● EXERCISE TASK: Copy every line of the data that contains the string "list".

Data items:
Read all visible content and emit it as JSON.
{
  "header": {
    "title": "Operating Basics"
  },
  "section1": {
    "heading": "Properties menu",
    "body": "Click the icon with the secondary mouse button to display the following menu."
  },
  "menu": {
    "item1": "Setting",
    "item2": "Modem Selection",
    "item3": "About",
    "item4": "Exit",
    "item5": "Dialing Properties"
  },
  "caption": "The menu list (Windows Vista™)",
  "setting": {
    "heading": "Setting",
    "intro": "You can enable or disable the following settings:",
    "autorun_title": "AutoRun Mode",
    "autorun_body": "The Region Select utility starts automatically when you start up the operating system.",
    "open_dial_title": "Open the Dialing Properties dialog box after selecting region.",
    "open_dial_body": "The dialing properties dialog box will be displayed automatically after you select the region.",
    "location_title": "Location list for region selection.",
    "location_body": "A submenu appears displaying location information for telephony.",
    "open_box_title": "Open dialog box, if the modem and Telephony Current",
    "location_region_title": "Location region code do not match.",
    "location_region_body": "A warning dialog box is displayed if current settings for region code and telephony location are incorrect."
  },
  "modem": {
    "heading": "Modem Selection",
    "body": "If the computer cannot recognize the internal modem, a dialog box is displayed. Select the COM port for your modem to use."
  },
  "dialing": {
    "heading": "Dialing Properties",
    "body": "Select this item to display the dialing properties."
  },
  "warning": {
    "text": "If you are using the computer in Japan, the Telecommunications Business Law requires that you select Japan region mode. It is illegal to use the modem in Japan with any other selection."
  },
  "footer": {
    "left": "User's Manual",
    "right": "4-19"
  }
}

● OUTPUT:
  "caption": "The menu list (Windows Vista™)",
    "location_title": "Location list for region selection.",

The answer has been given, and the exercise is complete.